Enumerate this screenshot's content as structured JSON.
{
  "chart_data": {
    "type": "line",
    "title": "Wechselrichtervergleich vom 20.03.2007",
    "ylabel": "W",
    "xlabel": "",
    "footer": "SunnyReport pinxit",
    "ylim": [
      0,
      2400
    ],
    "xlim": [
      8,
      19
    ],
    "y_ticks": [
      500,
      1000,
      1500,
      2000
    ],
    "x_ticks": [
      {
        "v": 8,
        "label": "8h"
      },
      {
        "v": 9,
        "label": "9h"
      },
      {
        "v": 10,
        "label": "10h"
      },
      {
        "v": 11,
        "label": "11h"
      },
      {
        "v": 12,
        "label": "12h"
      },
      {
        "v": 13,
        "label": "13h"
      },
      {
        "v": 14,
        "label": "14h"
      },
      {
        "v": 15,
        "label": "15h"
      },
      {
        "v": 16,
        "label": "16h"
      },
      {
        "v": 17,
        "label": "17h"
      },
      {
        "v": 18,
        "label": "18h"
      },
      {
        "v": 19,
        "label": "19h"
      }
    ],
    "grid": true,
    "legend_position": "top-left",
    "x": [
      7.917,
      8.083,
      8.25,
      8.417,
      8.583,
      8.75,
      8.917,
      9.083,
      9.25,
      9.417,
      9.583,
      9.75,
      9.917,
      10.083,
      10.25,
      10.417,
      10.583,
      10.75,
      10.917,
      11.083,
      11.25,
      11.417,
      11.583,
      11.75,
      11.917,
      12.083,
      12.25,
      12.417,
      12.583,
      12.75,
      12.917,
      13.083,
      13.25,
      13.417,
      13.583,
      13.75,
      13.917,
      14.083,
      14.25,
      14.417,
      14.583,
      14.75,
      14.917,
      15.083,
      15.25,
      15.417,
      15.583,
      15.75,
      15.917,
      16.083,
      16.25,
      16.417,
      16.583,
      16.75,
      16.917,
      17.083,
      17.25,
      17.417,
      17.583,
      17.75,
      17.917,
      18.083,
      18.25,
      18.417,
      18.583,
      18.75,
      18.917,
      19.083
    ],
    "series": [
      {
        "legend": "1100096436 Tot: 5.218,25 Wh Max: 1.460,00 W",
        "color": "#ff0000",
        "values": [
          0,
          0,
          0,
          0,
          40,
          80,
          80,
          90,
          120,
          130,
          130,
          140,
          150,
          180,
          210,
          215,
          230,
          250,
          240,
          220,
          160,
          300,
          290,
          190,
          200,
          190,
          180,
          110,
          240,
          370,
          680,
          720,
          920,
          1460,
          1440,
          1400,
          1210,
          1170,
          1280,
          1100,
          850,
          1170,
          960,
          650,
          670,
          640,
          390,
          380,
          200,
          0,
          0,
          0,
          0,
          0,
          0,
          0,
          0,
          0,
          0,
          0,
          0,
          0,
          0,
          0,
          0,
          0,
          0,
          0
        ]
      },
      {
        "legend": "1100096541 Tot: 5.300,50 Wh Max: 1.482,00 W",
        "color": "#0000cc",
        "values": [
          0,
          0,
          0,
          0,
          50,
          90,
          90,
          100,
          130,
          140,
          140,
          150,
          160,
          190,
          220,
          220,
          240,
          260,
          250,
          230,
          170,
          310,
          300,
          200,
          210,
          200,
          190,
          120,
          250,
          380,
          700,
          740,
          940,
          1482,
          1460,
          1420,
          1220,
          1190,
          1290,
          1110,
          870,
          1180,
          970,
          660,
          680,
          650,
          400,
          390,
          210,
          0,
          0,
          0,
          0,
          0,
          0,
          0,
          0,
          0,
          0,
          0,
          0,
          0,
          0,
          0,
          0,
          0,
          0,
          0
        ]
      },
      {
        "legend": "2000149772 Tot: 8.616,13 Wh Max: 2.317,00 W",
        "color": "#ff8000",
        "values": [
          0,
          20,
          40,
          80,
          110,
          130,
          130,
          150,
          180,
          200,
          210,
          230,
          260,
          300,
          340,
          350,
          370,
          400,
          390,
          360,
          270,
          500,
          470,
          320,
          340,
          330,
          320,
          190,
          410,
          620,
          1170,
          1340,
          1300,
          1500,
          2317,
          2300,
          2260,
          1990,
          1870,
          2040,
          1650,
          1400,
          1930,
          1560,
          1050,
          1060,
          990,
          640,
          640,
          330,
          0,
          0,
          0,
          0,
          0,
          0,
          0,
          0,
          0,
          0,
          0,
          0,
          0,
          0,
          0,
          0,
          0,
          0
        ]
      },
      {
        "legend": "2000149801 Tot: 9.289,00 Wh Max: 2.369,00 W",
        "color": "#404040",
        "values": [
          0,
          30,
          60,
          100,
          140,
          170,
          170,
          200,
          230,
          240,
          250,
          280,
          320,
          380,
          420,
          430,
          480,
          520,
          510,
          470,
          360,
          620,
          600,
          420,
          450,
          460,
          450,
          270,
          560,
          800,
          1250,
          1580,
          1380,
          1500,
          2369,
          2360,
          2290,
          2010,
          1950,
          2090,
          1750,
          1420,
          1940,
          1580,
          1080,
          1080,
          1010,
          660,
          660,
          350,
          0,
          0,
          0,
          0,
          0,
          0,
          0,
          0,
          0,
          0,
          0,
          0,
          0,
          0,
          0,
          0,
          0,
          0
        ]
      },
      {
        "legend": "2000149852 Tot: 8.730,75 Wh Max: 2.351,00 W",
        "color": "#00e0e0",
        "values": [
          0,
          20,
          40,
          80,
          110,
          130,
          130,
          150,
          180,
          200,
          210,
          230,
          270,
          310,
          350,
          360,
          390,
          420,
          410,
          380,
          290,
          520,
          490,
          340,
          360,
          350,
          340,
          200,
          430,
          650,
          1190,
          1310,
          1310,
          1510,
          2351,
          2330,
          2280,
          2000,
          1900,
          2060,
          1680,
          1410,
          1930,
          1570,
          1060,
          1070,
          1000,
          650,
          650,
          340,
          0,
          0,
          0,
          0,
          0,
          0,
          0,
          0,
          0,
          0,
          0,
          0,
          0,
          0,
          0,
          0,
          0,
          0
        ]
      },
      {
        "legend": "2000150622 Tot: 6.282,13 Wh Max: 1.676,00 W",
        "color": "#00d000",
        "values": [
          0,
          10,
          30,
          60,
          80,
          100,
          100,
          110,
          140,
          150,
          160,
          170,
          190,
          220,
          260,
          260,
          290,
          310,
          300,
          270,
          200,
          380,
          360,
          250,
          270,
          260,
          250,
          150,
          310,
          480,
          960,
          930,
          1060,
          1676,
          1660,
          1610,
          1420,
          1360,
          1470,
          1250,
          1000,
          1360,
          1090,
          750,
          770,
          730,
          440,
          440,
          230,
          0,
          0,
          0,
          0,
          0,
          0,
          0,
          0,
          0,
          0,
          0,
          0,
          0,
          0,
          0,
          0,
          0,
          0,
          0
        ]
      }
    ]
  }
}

▬▬▬

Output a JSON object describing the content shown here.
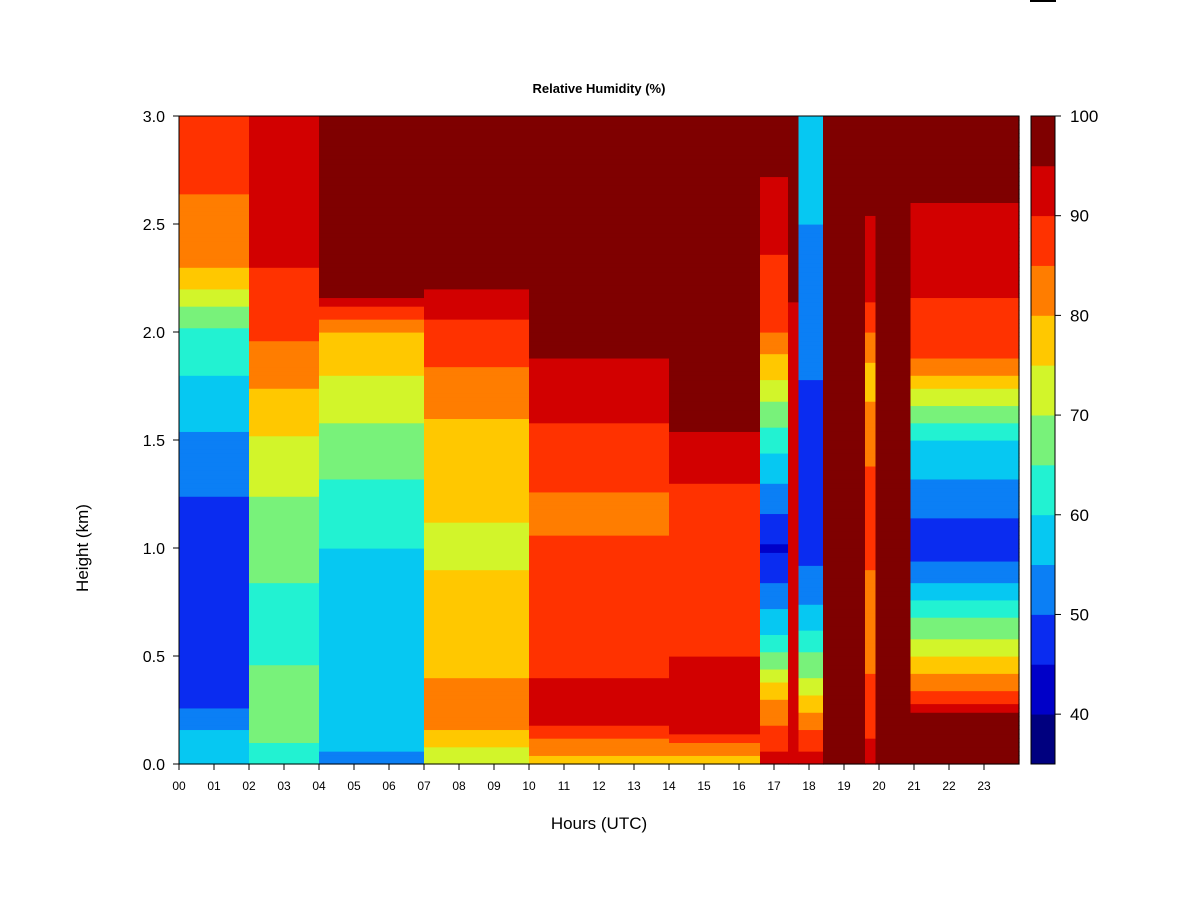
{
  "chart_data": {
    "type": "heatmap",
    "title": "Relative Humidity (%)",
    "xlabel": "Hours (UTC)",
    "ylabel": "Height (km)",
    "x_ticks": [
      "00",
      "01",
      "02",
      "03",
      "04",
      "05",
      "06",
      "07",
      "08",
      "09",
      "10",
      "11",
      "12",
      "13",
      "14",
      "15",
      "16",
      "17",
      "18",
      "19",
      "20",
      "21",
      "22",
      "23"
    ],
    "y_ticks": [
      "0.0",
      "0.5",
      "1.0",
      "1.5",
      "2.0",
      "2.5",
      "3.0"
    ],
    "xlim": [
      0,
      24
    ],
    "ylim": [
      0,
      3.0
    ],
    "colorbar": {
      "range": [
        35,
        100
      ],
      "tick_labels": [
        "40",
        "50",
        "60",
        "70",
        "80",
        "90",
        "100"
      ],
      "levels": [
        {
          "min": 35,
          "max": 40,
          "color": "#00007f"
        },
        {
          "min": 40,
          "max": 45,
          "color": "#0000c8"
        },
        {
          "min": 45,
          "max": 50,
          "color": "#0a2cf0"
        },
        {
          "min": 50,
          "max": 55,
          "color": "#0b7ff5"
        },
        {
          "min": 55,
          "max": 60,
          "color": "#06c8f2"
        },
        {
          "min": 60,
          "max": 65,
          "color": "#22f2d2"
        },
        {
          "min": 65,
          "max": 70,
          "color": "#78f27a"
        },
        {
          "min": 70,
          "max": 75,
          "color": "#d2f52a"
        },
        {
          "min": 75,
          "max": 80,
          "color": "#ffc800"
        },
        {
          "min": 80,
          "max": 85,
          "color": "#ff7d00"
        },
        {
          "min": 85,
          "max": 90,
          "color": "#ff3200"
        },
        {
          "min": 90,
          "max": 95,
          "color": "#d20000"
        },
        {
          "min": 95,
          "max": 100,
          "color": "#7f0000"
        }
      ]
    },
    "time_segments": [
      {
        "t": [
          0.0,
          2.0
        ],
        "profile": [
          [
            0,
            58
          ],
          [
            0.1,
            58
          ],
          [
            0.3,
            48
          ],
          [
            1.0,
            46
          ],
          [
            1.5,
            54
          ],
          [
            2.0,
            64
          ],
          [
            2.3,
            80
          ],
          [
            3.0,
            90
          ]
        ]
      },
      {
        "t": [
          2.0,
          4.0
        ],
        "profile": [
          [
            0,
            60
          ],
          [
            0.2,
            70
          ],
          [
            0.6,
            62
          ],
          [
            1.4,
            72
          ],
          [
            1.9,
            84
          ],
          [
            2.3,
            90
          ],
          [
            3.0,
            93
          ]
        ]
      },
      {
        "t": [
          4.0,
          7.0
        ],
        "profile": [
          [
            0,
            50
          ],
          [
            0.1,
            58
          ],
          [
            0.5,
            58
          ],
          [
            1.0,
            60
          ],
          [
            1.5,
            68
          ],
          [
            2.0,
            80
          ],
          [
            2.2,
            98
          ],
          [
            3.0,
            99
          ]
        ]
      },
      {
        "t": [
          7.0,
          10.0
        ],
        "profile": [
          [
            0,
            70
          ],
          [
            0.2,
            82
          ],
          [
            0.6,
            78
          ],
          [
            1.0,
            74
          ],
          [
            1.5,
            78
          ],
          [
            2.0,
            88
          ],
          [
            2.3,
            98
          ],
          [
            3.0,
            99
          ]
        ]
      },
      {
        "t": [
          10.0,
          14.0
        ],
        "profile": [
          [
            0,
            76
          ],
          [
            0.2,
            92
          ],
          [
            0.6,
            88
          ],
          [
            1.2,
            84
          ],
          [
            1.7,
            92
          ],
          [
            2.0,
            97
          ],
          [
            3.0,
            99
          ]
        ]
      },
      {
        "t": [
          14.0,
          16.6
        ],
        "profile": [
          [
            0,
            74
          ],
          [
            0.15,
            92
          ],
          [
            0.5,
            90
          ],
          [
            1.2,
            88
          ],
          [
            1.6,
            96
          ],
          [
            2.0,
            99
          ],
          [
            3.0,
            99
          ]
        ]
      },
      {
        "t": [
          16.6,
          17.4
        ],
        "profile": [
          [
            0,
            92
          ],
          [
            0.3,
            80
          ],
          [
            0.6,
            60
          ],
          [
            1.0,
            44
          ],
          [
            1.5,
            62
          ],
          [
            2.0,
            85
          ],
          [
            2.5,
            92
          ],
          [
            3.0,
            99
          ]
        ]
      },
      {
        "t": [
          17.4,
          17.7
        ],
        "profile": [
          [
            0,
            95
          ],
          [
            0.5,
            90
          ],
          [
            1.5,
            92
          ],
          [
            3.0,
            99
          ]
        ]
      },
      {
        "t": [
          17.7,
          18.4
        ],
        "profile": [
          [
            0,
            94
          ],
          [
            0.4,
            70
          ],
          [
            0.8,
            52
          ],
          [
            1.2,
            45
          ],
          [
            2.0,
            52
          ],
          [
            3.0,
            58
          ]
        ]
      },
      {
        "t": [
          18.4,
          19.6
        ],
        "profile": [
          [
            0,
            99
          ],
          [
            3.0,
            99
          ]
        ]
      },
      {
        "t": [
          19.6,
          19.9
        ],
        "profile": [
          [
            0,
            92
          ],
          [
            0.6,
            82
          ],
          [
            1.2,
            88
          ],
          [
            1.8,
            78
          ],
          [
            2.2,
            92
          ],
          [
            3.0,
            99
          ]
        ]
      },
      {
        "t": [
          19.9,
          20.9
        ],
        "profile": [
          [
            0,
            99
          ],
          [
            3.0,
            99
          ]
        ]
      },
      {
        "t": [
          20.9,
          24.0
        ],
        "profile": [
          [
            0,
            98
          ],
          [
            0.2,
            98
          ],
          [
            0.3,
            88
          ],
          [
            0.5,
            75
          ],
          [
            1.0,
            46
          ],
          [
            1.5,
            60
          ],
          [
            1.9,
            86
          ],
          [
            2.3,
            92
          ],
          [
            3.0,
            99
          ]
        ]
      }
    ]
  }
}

▬▬▬

The lines to collect are those holding the string "content"; copy them all.

Enumerate this screenshot's content as structured JSON.
Output a JSON object describing the content shown here.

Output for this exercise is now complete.